The Edge, il richiamo del carillon

di Alberto D. Prieto

Mark David Chapman, infreddolito dopo una giornata passata girando intorno all’edificio Dakota, vede arrivare Yoko, che scende da una limousine bianca. Cappello nero a tesa larga, sguardo basso, mani nelle tasche, indifferenza e arroganza giapponese. Qualche passo indietro la segue un rinnovato Lennon, che ha ancora in testa la melodia appena registrata in studio. La sua figura, magrolina e allegra, non è più quella del visionario tutto peace & love, ma quella di un padre di famiglia che torna a casa dal lavoro. Soddisfatto, dopo una buona giornata in ufficio, alza lo sguardo. Quella faccia non mi è nuova. Stamattina gli ho autografato un disco. È ancora qui? Che palle ‘sti fan… Bang. Bang. Uhhhhhh. Bang.    

È l’8 di Dicembre a New York. Anno 1980. E hanno appena assassinato John Lennon.
   

Adam
, Larry, Bono e The Edge erano nella città dei grattacieli da tre giorni e avevano debuttato due giorni prima nel Ritz. L’avventura americana di questi giovanotti irlandesi chiamati U2 sbarcava in club che puzzavano di sudore e whisky da quattro soldi, fumo di sigarette e un’acustica da far schifo. Appena ventenni e con già un disco sotto braccio, iniziavano a colonizzare il Nuovo Mondo, un impegno che da allora ritennero chiave per fare arrivare il loro messaggio al resto del pianeta.
   

Ci avrebbero messo ancora qualche anno e, la mattina dopo il loro concerto, i giornali non gli dedicavano neanche una linea ma sputavano solo la terribile notizia a pochi centesimi per copia: non ci sono più i venditori ambulanti, quelli che ti strillano le notizie per strada, ma fredde macchinette, congelate dal rigido inverno newyorkese, da cui prendere una copia. Lennon è morto, il punk sta perdendo la sua forza e poi ci siamo noi, ragazzi.
   

La geologia del rock lasciava alle sue spalle, definitivamente, il giurassico.

### [Contenuto dei dati]
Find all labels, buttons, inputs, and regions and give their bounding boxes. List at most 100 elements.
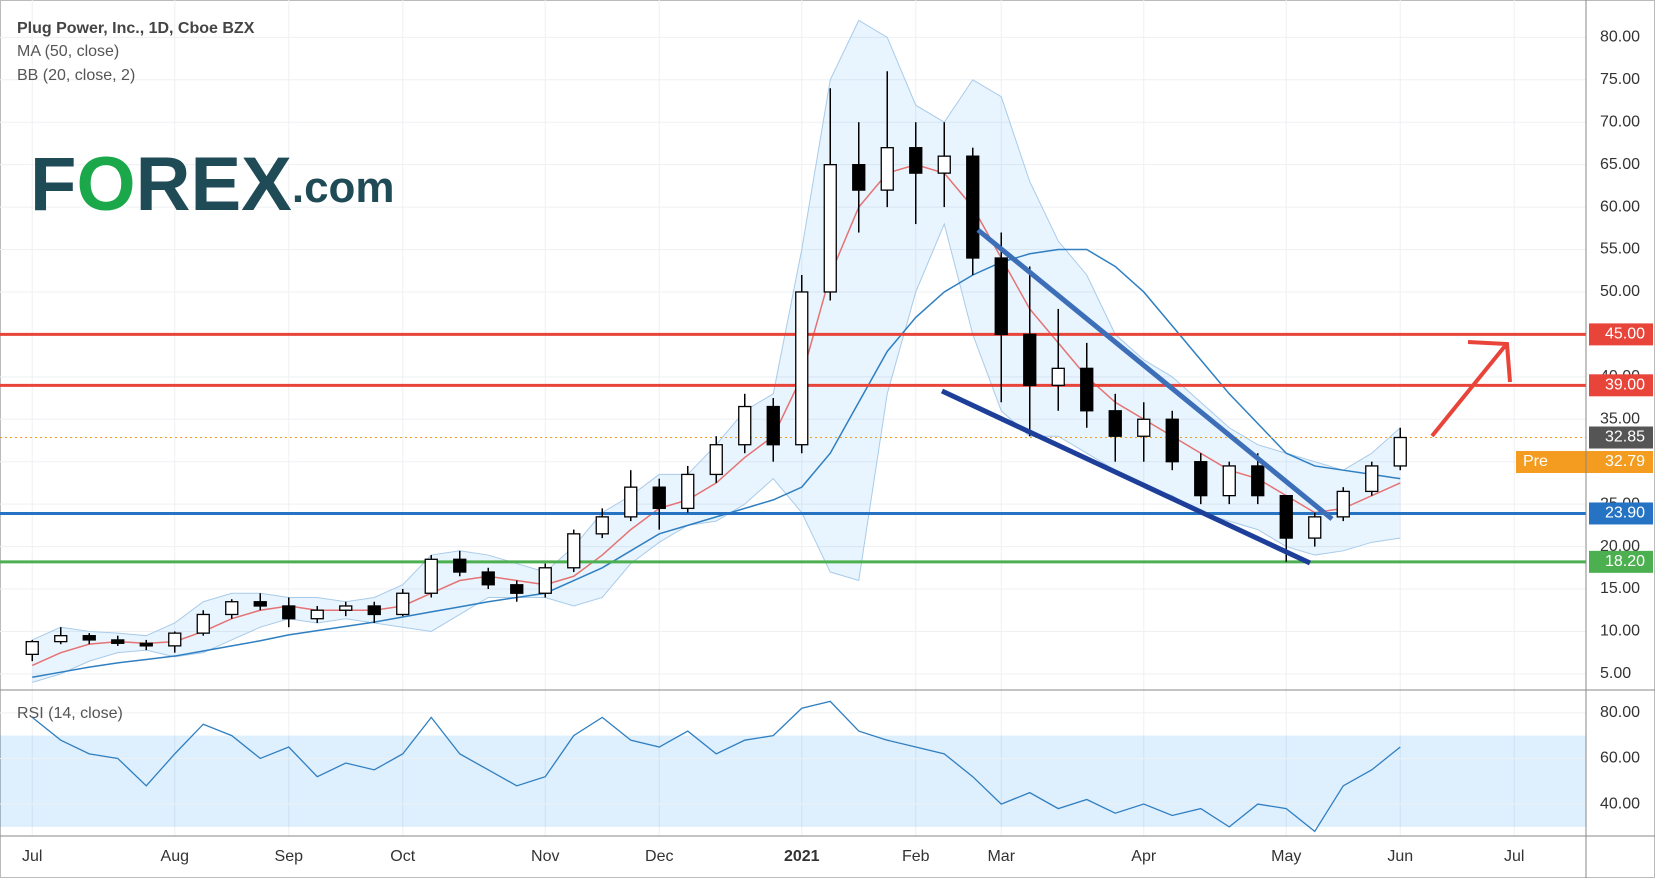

### [Esercizi]
1. In quale locale di New York avevano debuttato gli U2 secondo l'articolo su The Edge?
2. Trascrivi dall'articolo su The Edge tutto il passo che va da "The Edge, il" giù fino a "assassinato John Lennon.".
3. Elenca i nomi dei componenti degli U2 citati nell'articolo su The Edge.

### [Soluzioni complete]
1. Nel Ritz.

2.
The Edge, il richiamo del carillon

di Alberto D. Prieto

Mark David Chapman, infreddolito dopo una giornata passata girando intorno all’edificio Dakota, vede arrivare Yoko, che scende da una limousine bianca. Cappello nero a tesa larga, sguardo basso, mani nelle tasche, indifferenza e arroganza giapponese. Qualche passo indietro la segue un rinnovato Lennon, che ha ancora in testa la melodia appena registrata in studio. La sua figura, magrolina e allegra, non è più quella del visionario tutto peace & love, ma quella di un padre di famiglia che torna a casa dal lavoro. Soddisfatto, dopo una buona giornata in ufficio, alza lo sguardo. Quella faccia non mi è nuova. Stamattina gli ho autografato un disco. È ancora qui? Che palle ‘sti fan… Bang. Bang. Uhhhhhh. Bang.    

È l’8 di Dicembre a New York. Anno 1980. E hanno appena assassinato John Lennon.

3. Adam, Larry, Bono, The Edge